What needs to be done. Write out the passage from the HA-1 TCR T-cell immunotherapy text word for word, starting with "HA-1 TCR T-cell" and going on through "stem cell transplant.".

Text section.
HA-1 TCR T-cell Immunotherapy for Acute Leukemia
Project Update (July 2019)
This research has resulted in a clinical trial at Fred Hutchinson Cancer Research Center in Seattle, Washington for relapsed leukemia. The phase 1 trial called HA-1 T TCR T Cell Immunotherapy for the Treating of Patients With Relapsed or Refractory Acute Leukemia After Donor Stem Cell Transplant studies the side effects and best dose of CD4+ and CD8+ HA-1 T cell receptor (TCR) T cells in treating patients with acute leukemia that has come back or does not respond to treatment following donor stem cell transplant.
Contact: Jeff Huguenor
Background
Many children with leukemia are cured with chemotherapy alone but unfortunately some children have forms of leukemia that are resistant to standard chemotherapy. Children with chemotherapy-resistant leukemia can be cured by "hematopoietic stem cell transplantation" (HCT), including bone marrow, cord blood and similar forms of blood cell transplantation. HCT is successful in treating high-risk childhood leukemia most of the time but sadly about 25% of children and young adults who receive HCT relapse again afterwards. Chemotherapy and other standard treatments are generally ineffective in children who relapse after HCT and most (>90%) of these children die with an average survival of only 4 months. New therapies to prevent and treat relapse of leukemia in pediatric HCT recipients are desperately needed.

Records provided.
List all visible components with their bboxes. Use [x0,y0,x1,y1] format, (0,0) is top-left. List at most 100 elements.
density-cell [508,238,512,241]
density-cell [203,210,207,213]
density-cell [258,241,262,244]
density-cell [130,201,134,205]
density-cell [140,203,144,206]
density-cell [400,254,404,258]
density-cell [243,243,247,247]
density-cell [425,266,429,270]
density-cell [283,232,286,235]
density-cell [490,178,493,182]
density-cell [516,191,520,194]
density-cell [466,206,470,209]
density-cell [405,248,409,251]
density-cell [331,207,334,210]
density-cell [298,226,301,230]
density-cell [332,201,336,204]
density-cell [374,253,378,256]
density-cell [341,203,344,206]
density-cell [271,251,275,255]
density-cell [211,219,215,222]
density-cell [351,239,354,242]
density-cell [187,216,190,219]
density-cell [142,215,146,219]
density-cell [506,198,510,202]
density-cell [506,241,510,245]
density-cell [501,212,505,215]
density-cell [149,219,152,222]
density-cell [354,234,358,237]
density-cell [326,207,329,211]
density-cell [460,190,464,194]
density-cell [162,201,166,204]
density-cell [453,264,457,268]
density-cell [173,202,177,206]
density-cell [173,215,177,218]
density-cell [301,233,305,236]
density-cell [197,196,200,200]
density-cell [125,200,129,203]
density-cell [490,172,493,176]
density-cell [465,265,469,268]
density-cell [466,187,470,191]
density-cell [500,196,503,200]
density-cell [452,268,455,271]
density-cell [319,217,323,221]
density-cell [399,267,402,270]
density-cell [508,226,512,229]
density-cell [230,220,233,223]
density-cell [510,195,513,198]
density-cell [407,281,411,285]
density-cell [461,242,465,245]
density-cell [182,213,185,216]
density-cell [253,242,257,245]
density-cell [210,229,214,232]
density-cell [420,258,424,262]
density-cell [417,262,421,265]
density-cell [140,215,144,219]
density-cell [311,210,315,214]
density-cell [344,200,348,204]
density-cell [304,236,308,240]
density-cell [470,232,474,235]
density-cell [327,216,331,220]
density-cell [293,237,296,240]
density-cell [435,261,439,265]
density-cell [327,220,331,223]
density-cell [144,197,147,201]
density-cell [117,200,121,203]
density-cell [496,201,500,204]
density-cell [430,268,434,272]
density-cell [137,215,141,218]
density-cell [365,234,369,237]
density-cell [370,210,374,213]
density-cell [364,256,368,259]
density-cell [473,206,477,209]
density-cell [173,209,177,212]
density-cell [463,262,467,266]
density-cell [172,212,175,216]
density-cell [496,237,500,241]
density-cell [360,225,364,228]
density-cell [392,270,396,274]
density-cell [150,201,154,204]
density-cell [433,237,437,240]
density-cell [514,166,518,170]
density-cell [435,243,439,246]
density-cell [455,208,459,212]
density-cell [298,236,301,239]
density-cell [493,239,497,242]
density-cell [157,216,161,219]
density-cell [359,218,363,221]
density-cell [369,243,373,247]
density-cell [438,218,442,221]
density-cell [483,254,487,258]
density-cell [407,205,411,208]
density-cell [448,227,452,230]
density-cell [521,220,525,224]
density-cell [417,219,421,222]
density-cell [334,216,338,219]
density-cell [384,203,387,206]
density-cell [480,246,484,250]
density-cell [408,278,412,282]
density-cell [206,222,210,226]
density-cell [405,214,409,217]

Written answer.
HA-1 TCR T-cell Immunotherapy for Acute Leukemia
Project Update (July 2019)
This research has resulted in a clinical trial at Fred Hutchinson Cancer Research Center in Seattle, Washington for relapsed leukemia. The phase 1 trial called HA-1 T TCR T Cell Immunotherapy for the Treating of Patients With Relapsed or Refractory Acute Leukemia After Donor Stem Cell Transplant studies the side effects and best dose of CD4+ and CD8+ HA-1 T cell receptor (TCR) T cells in treating patients with acute leukemia that has come back or does not respond to treatment following donor stem cell transplant.